*SECTION DU TEXTE*:
>>>>>
Les Kert[1], Kart[2] ou Kurt[3] forment une dynastie qui a régné sur Hérat et la région qui constitue actuellement l’ouest et le centre de l’Afghanistan de 1245 à 1381.

La dynastie Kert a son déploiement maximum

Histoire modifier

Après le passage du fils de Gengis Khan, Tolui puis de son général Eljigidei en 1222, Hérat et de nombreuses autres villes sont détruites et désertées. Avec l’arrivée au pouvoir du mongol Ögödei (1227-1241), les villes peuvent enfin être reconstruites. Au cours de l’invasion mongole la famille Shansabani, dont sont issus les Ghurides, est parvenue à résister dans leur forteresse de Khaysar au sud-est d’Hérat. Le chef de famille Rukr al-Dîn Abû Bakr[4], marié avec une princesse ghuride, et leur fils Chams al-Dîn Muhammad[5] proclament être les héritiers des Ghurides. Au cours de l’année 1245, Chams al-Dîn sort de Khaysar et s’empare d’Hérat. Les Mongols prennent le parti de s’accommoder de lui comme gouverneur local à l’instar de ce qui se produit dans d’autres régions de Perse. Lui et ses successeurs portent le titre de malek (roi)[6].

Chams al-Dîn Muhammad a conscience qu’il ne peut pas résister aux Mongols et choisit de mener une politique de collaboration avec eux. Il se joint la campagne menée par les Mongols en 1246 au Pendjab à Multan. Il reste ensuite quelque temps en Inde. En 1251, après l’arrivée au pouvoir de Möngke comme grand khan mongol il se rend à la cour pour faire allégeance. Le nouveau khan le confirme dans ses fonctions et ses possessions. Chams al-Dîn Muhammad étend son domaine vers le sud avec le projet de rejoindre la mer. Cette manœuvre inquiète les Mongols et Chams al-Dîn Muhammad doit les affronter en 1258. Il est malgré tout bien reçu par Hülegü qui s’est emparé de la Perse puis de l’Irak sur l’ordre de son frère Möngke. Hülegü devient le suzerain direct de Chams al-Dîn Muhammad. Hülegü autorise Chams al-Dîn Muhammad à rentrer à Hérat mais exige qu’il cède la province du Sistān[6].

En 1266, Chams al-Dîn Muhammad envoie un contingent en renfort de l’armée d’Abaqa, successeur d’Hülegü, dans une expédition dans le Caucase contre les armées de la Horde d'or menées par Berké. En 1270, apparaît un autre adversaire des Il-khanides, le djaghataï Baraq qui contrôle la Transoxiane. Baraq envahit le Khorassan. Sans doute pour se préserver, Chams al-Dîn Muhammad prend contact avec Baraq. En 1273, Hülegü reprend le contrôle de la situation, mais il ne peut plus voir en Chams al-Dîn Muhammad un allié sûr. En 1276, il reçoit une convocation à la cour, mais il n’est pas autorisé à rentrer à Hérat. Il est envoyé à Bakou puis à Tabriz où il est empoisonné au début de 1278[6].
<<<<<
*EXTRAITS DES LIGNES*:
>>>>>
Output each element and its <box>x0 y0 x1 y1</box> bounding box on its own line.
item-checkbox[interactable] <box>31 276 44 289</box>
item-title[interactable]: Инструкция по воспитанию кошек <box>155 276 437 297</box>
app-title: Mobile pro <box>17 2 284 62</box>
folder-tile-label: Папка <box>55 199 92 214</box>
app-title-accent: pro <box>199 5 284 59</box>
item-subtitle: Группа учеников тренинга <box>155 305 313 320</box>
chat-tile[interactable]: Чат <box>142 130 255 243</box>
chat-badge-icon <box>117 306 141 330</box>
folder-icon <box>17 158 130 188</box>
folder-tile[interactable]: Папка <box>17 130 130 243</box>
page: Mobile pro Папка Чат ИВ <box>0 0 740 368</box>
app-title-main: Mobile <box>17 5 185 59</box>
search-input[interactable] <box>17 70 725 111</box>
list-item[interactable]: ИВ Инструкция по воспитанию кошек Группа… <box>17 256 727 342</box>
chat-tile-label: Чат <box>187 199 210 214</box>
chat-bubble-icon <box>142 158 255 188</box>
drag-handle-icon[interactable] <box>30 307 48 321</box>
<<<<<
*VOTRE TÂCHE*:
Répondez aux questions suivantes d'après le texte sur la dynastie Kert.
1. Entre quelles années la dynastie a-t-elle régné ?
2. Dans quelle forteresse la famille Shansabani a-t-elle résisté pendant l'invasion mongole ?
3. Quelle province Hülegü exige-t-il que Chams al-Dîn Muhammad cède ?

*RÉPONSE COMPLÈTE*:
1. De 1245 à 1381.
2. Dans la forteresse de Khaysar, au sud-est d'Hérat.
3. La province du Sistān.